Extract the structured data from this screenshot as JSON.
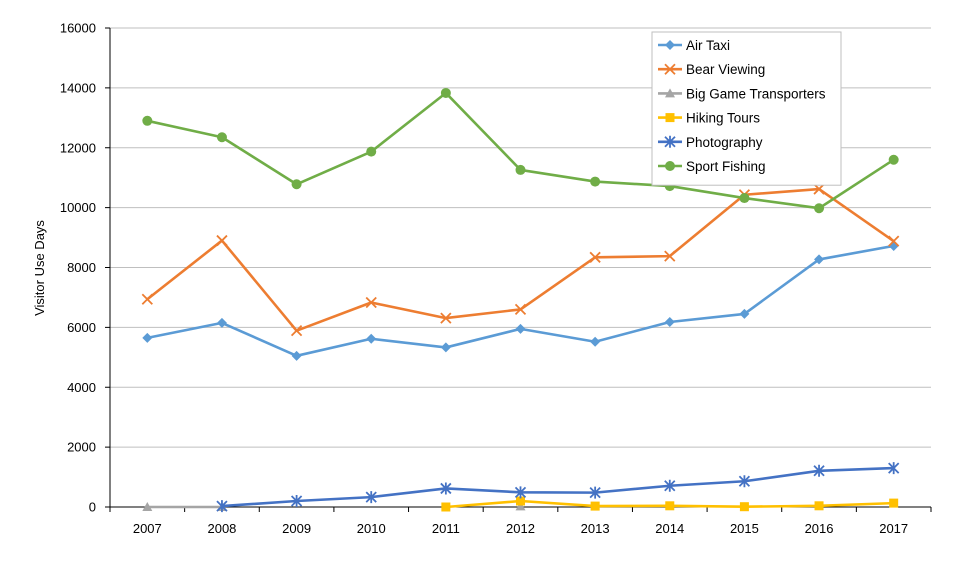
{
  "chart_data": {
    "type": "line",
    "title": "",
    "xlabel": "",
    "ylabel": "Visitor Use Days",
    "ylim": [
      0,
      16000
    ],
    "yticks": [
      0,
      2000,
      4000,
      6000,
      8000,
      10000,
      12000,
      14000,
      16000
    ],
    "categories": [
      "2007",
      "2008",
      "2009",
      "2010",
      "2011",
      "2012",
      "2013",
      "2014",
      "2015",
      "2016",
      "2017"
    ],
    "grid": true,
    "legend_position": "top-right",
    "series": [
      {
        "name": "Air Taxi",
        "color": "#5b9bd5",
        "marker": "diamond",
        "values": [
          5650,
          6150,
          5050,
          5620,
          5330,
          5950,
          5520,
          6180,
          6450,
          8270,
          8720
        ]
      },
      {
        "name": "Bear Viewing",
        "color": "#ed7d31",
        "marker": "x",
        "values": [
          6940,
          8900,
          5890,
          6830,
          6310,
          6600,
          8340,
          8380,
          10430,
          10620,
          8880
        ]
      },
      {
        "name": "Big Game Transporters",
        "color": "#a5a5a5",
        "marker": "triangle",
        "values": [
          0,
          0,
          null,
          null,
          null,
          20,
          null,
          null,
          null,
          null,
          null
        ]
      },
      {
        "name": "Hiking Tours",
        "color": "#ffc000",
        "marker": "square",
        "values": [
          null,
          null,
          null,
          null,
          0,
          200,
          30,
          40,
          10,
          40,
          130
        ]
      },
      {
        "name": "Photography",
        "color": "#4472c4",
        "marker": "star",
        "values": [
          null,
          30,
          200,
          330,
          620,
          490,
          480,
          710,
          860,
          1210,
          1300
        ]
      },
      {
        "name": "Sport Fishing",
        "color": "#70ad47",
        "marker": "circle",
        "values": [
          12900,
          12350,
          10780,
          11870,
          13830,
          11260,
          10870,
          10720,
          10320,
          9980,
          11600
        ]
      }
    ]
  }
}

——

-- Prompt --
Filter the listing for the word "color" and copy every line that holds it.

-- Solution for this task --
        "color": "#5b9bd5",
        "color": "#ed7d31",
        "color": "#a5a5a5",
        "color": "#ffc000",
        "color": "#4472c4",
        "color": "#70ad47",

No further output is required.